PROBLEM TO WORK ON: From the listing below, copy every line with the word "true".

RECORDS FOR THIS EXERCISE:
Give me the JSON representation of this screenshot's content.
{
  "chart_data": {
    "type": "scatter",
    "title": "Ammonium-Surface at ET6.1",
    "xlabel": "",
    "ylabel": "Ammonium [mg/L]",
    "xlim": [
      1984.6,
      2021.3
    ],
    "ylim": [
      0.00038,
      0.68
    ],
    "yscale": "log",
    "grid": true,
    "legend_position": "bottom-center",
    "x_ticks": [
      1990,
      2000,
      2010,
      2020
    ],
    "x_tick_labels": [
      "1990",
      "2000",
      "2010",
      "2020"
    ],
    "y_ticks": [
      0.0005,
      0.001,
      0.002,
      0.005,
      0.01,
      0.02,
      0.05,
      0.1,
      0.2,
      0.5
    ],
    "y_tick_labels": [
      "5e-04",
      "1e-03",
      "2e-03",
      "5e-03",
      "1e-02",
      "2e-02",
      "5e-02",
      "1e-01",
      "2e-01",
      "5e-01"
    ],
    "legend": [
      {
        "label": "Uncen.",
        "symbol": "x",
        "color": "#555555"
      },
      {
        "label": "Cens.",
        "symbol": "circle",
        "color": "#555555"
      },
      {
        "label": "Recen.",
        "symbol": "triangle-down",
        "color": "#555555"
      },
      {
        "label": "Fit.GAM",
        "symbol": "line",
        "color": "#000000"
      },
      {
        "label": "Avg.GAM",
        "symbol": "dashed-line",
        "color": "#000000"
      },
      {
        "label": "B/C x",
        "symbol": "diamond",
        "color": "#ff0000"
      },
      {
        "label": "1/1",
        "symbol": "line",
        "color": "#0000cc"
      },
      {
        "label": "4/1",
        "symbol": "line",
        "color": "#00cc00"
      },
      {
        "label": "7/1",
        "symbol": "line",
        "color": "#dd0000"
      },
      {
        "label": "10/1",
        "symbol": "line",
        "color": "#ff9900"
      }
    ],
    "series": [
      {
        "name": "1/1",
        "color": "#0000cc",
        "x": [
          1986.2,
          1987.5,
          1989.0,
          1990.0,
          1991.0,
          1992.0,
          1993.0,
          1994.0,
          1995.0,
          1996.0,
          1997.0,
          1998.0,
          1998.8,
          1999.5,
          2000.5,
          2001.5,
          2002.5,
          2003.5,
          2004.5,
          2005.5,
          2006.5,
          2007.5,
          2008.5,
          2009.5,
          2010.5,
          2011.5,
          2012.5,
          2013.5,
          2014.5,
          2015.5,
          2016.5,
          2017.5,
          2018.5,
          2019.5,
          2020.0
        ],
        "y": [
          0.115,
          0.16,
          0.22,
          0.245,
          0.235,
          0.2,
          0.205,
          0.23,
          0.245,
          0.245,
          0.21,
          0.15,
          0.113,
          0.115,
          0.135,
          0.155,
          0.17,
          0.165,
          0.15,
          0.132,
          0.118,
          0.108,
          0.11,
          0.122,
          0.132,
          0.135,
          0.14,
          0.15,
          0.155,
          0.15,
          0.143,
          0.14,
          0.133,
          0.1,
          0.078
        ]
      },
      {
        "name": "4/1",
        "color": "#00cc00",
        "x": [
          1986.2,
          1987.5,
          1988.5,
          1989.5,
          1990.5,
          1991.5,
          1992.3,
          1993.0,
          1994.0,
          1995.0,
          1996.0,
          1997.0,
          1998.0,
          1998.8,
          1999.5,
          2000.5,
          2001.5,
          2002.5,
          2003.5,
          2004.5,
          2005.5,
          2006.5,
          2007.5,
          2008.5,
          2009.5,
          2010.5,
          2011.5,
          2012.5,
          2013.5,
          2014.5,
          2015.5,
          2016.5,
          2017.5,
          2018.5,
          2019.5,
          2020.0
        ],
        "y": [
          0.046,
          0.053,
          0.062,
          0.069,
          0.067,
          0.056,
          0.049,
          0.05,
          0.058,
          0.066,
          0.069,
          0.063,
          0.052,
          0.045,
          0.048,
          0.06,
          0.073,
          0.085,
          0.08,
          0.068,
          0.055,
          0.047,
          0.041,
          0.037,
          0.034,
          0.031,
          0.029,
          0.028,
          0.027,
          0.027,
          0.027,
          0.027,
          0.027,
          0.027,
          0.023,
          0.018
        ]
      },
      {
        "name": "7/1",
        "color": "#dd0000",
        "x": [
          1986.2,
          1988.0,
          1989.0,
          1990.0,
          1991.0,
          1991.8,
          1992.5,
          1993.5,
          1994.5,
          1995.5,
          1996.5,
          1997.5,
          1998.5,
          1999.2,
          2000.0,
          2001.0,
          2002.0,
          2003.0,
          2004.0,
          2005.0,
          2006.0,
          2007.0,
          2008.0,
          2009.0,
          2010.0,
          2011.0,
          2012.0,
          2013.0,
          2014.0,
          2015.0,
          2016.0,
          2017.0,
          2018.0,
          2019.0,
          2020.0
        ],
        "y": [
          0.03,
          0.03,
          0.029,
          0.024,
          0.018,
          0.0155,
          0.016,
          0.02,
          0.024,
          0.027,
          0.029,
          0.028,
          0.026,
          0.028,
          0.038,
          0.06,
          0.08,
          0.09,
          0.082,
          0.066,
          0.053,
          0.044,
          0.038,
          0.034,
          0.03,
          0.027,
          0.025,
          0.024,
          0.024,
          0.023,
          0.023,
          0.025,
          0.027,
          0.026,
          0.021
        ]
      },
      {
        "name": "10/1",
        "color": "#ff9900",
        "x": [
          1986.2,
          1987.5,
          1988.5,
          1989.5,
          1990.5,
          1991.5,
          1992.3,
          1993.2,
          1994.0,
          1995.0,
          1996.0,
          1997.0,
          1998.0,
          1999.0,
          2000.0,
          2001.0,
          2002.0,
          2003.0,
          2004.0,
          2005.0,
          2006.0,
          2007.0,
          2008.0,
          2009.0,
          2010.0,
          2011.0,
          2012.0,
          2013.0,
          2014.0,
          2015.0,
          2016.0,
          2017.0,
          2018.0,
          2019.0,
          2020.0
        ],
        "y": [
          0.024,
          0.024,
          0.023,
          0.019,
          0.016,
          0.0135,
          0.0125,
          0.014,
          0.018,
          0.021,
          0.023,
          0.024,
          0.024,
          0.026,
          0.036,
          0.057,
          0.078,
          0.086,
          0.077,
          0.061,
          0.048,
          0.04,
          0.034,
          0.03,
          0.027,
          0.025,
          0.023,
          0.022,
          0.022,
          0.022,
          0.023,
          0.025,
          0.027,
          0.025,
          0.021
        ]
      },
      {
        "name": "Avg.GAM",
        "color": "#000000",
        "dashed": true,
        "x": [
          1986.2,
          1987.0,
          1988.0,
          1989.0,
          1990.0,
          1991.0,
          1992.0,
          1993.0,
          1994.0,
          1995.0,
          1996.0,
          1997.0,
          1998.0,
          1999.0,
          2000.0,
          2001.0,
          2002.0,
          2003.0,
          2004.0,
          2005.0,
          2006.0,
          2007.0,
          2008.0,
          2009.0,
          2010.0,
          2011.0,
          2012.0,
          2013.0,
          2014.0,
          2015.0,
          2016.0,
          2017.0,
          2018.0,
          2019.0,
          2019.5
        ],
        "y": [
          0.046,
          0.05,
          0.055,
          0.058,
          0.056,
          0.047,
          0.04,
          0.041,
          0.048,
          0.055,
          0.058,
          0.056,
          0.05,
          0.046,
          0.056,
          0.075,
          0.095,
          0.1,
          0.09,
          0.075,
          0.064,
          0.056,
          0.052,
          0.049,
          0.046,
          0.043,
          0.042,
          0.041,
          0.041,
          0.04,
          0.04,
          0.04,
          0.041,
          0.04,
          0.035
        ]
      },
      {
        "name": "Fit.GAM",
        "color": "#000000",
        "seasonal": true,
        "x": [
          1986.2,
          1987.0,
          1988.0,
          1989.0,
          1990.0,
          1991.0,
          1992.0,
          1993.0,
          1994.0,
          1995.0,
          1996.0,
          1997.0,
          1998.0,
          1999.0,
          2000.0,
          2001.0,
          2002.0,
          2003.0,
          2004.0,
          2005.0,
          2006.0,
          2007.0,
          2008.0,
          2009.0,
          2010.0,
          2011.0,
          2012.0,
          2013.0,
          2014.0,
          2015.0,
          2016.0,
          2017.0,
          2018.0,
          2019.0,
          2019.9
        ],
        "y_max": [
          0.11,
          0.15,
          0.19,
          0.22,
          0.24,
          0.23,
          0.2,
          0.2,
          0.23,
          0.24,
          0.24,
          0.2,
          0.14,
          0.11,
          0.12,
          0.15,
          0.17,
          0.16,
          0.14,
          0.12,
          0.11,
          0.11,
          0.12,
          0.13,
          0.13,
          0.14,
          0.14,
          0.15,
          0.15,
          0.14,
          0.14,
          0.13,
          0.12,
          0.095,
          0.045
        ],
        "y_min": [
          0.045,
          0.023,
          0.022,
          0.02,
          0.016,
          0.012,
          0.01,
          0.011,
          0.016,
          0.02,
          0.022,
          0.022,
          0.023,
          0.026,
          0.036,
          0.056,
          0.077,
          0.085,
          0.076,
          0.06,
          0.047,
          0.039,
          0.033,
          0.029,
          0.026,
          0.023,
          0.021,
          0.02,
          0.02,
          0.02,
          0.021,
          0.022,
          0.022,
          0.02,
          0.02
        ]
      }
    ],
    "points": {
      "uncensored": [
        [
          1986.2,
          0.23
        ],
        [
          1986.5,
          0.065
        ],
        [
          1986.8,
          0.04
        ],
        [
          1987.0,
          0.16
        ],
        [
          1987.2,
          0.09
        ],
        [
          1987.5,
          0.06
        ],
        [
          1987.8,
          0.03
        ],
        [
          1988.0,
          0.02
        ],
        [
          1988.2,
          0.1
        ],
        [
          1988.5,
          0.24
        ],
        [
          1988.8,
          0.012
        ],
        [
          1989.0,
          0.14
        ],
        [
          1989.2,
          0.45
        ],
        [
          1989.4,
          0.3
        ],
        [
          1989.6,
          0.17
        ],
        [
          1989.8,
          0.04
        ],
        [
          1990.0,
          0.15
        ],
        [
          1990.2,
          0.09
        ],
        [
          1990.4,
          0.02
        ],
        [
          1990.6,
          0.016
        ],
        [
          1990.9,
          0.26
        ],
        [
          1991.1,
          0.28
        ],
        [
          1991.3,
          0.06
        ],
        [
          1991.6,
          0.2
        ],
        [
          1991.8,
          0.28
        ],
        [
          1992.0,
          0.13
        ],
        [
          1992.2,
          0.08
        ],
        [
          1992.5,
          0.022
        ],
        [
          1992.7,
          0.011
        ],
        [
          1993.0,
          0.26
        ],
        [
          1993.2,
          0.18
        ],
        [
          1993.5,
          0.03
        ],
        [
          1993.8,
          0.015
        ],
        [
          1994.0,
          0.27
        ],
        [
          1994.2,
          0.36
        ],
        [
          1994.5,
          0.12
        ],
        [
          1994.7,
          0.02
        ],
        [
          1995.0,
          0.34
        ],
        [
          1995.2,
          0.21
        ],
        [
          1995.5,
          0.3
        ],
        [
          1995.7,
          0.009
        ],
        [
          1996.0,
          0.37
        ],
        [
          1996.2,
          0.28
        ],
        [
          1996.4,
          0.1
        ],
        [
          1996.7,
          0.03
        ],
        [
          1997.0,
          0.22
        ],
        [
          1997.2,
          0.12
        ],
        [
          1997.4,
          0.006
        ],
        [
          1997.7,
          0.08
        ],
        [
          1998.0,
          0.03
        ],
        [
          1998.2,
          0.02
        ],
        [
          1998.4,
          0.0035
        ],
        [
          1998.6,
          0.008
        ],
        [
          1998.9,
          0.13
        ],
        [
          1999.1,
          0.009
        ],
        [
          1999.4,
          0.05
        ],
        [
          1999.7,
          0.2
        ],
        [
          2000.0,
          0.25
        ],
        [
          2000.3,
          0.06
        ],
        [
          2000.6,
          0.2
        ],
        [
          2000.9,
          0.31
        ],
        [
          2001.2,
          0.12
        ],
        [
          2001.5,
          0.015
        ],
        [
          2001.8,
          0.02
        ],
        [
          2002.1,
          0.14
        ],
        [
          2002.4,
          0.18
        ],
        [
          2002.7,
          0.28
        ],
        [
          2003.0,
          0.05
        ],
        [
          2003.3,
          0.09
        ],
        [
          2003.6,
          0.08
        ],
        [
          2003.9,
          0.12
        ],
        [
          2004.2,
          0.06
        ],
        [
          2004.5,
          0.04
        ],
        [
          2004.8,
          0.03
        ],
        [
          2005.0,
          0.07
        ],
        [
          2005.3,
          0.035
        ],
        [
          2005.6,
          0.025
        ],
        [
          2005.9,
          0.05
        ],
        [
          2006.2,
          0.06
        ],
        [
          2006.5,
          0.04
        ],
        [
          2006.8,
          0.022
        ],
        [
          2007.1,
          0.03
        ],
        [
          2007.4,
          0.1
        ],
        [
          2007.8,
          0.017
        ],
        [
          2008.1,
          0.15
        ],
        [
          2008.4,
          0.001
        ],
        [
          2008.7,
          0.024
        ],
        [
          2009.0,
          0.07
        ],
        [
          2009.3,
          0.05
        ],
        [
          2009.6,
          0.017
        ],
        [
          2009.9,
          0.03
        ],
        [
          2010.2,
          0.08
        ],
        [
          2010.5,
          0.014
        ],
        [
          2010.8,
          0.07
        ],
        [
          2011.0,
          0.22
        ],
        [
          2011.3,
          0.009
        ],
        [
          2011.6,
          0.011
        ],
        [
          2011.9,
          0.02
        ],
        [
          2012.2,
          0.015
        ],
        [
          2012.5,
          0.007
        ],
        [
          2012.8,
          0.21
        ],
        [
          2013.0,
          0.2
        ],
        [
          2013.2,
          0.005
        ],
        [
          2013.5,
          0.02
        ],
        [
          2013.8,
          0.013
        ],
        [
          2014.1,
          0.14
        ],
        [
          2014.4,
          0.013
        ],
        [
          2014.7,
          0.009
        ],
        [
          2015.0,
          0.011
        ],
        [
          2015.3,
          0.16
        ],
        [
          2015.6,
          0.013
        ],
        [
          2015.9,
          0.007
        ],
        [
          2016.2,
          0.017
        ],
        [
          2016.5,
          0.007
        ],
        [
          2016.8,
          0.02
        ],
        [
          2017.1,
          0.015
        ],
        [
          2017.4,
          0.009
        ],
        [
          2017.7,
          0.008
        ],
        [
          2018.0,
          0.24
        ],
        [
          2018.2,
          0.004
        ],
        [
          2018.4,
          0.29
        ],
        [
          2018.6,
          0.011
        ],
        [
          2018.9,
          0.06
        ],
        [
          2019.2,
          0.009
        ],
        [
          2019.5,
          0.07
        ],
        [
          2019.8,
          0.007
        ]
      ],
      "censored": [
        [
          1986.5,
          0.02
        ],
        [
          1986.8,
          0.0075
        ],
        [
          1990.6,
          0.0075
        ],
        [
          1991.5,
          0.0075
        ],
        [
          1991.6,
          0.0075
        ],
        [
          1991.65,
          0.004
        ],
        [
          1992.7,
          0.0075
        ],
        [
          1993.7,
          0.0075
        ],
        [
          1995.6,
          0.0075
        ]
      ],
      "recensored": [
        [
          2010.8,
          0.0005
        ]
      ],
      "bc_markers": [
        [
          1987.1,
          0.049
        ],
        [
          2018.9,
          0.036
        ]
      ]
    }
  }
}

SOLVED PROBLEM:
    "grid": true,
        "dashed": true,
        "seasonal": true,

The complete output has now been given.